**The task:** Retype the material that follows, keeping every word as it is.

Data items:
>>>
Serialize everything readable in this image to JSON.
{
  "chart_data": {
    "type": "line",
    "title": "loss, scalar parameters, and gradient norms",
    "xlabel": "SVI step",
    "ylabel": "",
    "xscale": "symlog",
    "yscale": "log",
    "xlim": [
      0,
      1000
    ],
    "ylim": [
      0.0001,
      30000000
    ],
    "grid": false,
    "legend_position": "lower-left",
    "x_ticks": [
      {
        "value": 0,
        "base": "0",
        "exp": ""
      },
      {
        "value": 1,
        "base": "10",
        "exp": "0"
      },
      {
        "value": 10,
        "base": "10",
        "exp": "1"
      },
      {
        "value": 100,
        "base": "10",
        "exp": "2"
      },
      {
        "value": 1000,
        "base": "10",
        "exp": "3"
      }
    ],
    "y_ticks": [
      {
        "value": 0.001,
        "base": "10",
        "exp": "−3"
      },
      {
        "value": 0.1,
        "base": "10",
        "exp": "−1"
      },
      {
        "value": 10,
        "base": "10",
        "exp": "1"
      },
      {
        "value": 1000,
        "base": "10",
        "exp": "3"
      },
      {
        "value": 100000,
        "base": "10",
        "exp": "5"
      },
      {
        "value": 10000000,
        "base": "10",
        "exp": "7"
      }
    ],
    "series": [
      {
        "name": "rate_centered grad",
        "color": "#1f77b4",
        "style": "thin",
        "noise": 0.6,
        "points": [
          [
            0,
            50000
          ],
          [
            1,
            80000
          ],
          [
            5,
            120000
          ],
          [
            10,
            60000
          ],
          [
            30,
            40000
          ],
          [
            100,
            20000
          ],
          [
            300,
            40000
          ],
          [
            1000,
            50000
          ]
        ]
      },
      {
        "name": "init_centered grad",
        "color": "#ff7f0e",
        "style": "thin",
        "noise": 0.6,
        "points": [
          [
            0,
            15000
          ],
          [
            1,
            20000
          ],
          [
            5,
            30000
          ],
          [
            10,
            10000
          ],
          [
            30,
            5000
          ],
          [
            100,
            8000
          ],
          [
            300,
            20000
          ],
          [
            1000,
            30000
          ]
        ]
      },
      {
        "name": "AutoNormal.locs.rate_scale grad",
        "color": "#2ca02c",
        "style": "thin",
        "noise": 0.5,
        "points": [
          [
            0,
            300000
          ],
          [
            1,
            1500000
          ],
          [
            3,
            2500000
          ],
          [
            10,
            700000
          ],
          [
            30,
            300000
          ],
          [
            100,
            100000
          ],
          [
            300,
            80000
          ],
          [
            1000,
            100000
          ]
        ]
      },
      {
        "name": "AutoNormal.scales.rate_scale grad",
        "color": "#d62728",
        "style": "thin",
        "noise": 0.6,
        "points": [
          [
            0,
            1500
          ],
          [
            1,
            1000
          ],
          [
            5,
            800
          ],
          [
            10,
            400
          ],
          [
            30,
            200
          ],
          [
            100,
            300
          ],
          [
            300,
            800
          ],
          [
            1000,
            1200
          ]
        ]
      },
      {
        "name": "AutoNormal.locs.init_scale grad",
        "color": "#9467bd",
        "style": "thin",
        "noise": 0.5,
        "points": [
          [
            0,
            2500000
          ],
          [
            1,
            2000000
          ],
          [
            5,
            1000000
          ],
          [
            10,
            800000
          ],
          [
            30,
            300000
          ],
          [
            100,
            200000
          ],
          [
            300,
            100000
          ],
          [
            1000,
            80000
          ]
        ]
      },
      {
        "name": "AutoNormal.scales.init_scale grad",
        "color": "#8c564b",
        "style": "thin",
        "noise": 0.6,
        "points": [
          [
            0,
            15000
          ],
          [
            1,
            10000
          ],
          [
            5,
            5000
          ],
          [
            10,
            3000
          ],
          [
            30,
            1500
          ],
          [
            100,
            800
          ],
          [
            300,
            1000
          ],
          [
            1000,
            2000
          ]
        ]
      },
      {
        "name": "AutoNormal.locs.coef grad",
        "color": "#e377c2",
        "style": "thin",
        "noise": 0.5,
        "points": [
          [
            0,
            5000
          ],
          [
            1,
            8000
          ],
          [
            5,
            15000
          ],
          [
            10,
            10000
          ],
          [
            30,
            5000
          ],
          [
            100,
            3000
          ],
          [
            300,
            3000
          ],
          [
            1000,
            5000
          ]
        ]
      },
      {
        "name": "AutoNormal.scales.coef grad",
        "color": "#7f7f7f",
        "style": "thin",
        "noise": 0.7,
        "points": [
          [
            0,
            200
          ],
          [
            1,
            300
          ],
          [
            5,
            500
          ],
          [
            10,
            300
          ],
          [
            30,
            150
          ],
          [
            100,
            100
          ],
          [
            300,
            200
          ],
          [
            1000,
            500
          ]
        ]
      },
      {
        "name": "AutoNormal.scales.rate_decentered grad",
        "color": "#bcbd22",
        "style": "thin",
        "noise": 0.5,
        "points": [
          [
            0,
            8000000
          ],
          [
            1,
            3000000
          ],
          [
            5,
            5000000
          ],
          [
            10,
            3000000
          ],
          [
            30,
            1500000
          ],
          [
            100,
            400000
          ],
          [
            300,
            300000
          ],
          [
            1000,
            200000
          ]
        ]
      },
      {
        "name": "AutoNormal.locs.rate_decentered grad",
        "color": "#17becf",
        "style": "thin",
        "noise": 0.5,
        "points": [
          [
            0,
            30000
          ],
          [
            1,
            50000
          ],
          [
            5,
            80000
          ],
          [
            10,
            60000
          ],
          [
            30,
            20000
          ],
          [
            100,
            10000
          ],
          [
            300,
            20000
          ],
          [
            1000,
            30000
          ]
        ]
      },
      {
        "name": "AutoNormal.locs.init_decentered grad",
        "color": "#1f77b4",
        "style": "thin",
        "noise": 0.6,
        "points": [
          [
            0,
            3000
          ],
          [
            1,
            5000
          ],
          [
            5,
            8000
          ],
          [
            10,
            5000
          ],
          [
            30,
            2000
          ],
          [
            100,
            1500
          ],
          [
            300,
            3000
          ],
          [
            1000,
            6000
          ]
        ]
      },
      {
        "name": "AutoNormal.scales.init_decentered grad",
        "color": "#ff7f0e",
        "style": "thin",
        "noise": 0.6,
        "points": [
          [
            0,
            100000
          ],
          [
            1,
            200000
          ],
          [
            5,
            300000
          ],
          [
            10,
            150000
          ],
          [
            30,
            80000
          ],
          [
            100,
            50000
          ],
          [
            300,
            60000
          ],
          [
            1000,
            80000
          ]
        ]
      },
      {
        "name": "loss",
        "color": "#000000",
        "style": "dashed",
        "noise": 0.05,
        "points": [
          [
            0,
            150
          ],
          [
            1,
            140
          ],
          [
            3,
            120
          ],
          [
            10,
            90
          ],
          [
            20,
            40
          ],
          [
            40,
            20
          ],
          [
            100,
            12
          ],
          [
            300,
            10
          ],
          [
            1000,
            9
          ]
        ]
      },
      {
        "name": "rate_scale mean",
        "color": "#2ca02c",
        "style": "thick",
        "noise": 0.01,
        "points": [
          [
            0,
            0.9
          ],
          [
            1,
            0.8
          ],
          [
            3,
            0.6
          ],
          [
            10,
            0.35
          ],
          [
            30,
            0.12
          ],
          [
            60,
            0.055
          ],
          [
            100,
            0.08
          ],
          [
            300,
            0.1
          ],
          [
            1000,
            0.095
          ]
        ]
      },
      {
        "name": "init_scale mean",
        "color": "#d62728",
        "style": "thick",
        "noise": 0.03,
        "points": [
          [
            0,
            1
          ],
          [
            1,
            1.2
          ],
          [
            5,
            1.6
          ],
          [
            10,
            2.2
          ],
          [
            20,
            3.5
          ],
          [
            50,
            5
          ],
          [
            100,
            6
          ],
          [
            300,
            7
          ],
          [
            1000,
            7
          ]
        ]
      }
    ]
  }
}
<<<
**Result:**
Serialize everything readable in this image to JSON.
{
  "chart_data": {
    "type": "line",
    "title": "loss, scalar parameters, and gradient norms",
    "xlabel": "SVI step",
    "ylabel": "",
    "xscale": "symlog",
    "yscale": "log",
    "xlim": [
      0,
      1000
    ],
    "ylim": [
      0.0001,
      30000000
    ],
    "grid": false,
    "legend_position": "lower-left",
    "x_ticks": [
      {
        "value": 0,
        "base": "0",
        "exp": ""
      },
      {
        "value": 1,
        "base": "10",
        "exp": "0"
      },
      {
        "value": 10,
        "base": "10",
        "exp": "1"
      },
      {
        "value": 100,
        "base": "10",
        "exp": "2"
      },
      {
        "value": 1000,
        "base": "10",
        "exp": "3"
      }
    ],
    "y_ticks": [
      {
        "value": 0.001,
        "base": "10",
        "exp": "−3"
      },
      {
        "value": 0.1,
        "base": "10",
        "exp": "−1"
      },
      {
        "value": 10,
        "base": "10",
        "exp": "1"
      },
      {
        "value": 1000,
        "base": "10",
        "exp": "3"
      },
      {
        "value": 100000,
        "base": "10",
        "exp": "5"
      },
      {
        "value": 10000000,
        "base": "10",
        "exp": "7"
      }
    ],
    "series": [
      {
        "name": "rate_centered grad",
        "color": "#1f77b4",
        "style": "thin",
        "noise": 0.6,
        "points": [
          [
            0,
            50000
          ],
          [
            1,
            80000
          ],
          [
            5,
            120000
          ],
          [
            10,
            60000
          ],
          [
            30,
            40000
          ],
          [
            100,
            20000
          ],
          [
            300,
            40000
          ],
          [
            1000,
            50000
          ]
        ]
      },
      {
        "name": "init_centered grad",
        "color": "#ff7f0e",
        "style": "thin",
        "noise": 0.6,
        "points": [
          [
            0,
            15000
          ],
          [
            1,
            20000
          ],
          [
            5,
            30000
          ],
          [
            10,
            10000
          ],
          [
            30,
            5000
          ],
          [
            100,
            8000
          ],
          [
            300,
            20000
          ],
          [
            1000,
            30000
          ]
        ]
      },
      {
        "name": "AutoNormal.locs.rate_scale grad",
        "color": "#2ca02c",
        "style": "thin",
        "noise": 0.5,
        "points": [
          [
            0,
            300000
          ],
          [
            1,
            1500000
          ],
          [
            3,
            2500000
          ],
          [
            10,
            700000
          ],
          [
            30,
            300000
          ],
          [
            100,
            100000
          ],
          [
            300,
            80000
          ],
          [
            1000,
            100000
          ]
        ]
      },
      {
        "name": "AutoNormal.scales.rate_scale grad",
        "color": "#d62728",
        "style": "thin",
        "noise": 0.6,
        "points": [
          [
            0,
            1500
          ],
          [
            1,
            1000
          ],
          [
            5,
            800
          ],
          [
            10,
            400
          ],
          [
            30,
            200
          ],
          [
            100,
            300
          ],
          [
            300,
            800
          ],
          [
            1000,
            1200
          ]
        ]
      },
      {
        "name": "AutoNormal.locs.init_scale grad",
        "color": "#9467bd",
        "style": "thin",
        "noise": 0.5,
        "points": [
          [
            0,
            2500000
          ],
          [
            1,
            2000000
          ],
          [
            5,
            1000000
          ],
          [
            10,
            800000
          ],
          [
            30,
            300000
          ],
          [
            100,
            200000
          ],
          [
            300,
            100000
          ],
          [
            1000,
            80000
          ]
        ]
      },
      {
        "name": "AutoNormal.scales.init_scale grad",
        "color": "#8c564b",
        "style": "thin",
        "noise": 0.6,
        "points": [
          [
            0,
            15000
          ],
          [
            1,
            10000
          ],
          [
            5,
            5000
          ],
          [
            10,
            3000
          ],
          [
            30,
            1500
          ],
          [
            100,
            800
          ],
          [
            300,
            1000
          ],
          [
            1000,
            2000
          ]
        ]
      },
      {
        "name": "AutoNormal.locs.coef grad",
        "color": "#e377c2",
        "style": "thin",
        "noise": 0.5,
        "points": [
          [
            0,
            5000
          ],
          [
            1,
            8000
          ],
          [
            5,
            15000
          ],
          [
            10,
            10000
          ],
          [
            30,
            5000
          ],
          [
            100,
            3000
          ],
          [
            300,
            3000
          ],
          [
            1000,
            5000
          ]
        ]
      },
      {
        "name": "AutoNormal.scales.coef grad",
        "color": "#7f7f7f",
        "style": "thin",
        "noise": 0.7,
        "points": [
          [
            0,
            200
          ],
          [
            1,
            300
          ],
          [
            5,
            500
          ],
          [
            10,
            300
          ],
          [
            30,
            150
          ],
          [
            100,
            100
          ],
          [
            300,
            200
          ],
          [
            1000,
            500
          ]
        ]
      },
      {
        "name": "AutoNormal.scales.rate_decentered grad",
        "color": "#bcbd22",
        "style": "thin",
        "noise": 0.5,
        "points": [
          [
            0,
            8000000
          ],
          [
            1,
            3000000
          ],
          [
            5,
            5000000
          ],
          [
            10,
            3000000
          ],
          [
            30,
            1500000
          ],
          [
            100,
            400000
          ],
          [
            300,
            300000
          ],
          [
            1000,
            200000
          ]
        ]
      },
      {
        "name": "AutoNormal.locs.rate_decentered grad",
        "color": "#17becf",
        "style": "thin",
        "noise": 0.5,
        "points": [
          [
            0,
            30000
          ],
          [
            1,
            50000
          ],
          [
            5,
            80000
          ],
          [
            10,
            60000
          ],
          [
            30,
            20000
          ],
          [
            100,
            10000
          ],
          [
            300,
            20000
          ],
          [
            1000,
            30000
          ]
        ]
      },
      {
        "name": "AutoNormal.locs.init_decentered grad",
        "color": "#1f77b4",
        "style": "thin",
        "noise": 0.6,
        "points": [
          [
            0,
            3000
          ],
          [
            1,
            5000
          ],
          [
            5,
            8000
          ],
          [
            10,
            5000
          ],
          [
            30,
            2000
          ],
          [
            100,
            1500
          ],
          [
            300,
            3000
          ],
          [
            1000,
            6000
          ]
        ]
      },
      {
        "name": "AutoNormal.scales.init_decentered grad",
        "color": "#ff7f0e",
        "style": "thin",
        "noise": 0.6,
        "points": [
          [
            0,
            100000
          ],
          [
            1,
            200000
          ],
          [
            5,
            300000
          ],
          [
            10,
            150000
          ],
          [
            30,
            80000
          ],
          [
            100,
            50000
          ],
          [
            300,
            60000
          ],
          [
            1000,
            80000
          ]
        ]
      },
      {
        "name": "loss",
        "color": "#000000",
        "style": "dashed",
        "noise": 0.05,
        "points": [
          [
            0,
            150
          ],
          [
            1,
            140
          ],
          [
            3,
            120
          ],
          [
            10,
            90
          ],
          [
            20,
            40
          ],
          [
            40,
            20
          ],
          [
            100,
            12
          ],
          [
            300,
            10
          ],
          [
            1000,
            9
          ]
        ]
      },
      {
        "name": "rate_scale mean",
        "color": "#2ca02c",
        "style": "thick",
        "noise": 0.01,
        "points": [
          [
            0,
            0.9
          ],
          [
            1,
            0.8
          ],
          [
            3,
            0.6
          ],
          [
            10,
            0.35
          ],
          [
            30,
            0.12
          ],
          [
            60,
            0.055
          ],
          [
            100,
            0.08
          ],
          [
            300,
            0.1
          ],
          [
            1000,
            0.095
          ]
        ]
      },
      {
        "name": "init_scale mean",
        "color": "#d62728",
        "style": "thick",
        "noise": 0.03,
        "points": [
          [
            0,
            1
          ],
          [
            1,
            1.2
          ],
          [
            5,
            1.6
          ],
          [
            10,
            2.2
          ],
          [
            20,
            3.5
          ],
          [
            50,
            5
          ],
          [
            100,
            6
          ],
          [
            300,
            7
          ],
          [
            1000,
            7
          ]
        ]
      }
    ]
  }
}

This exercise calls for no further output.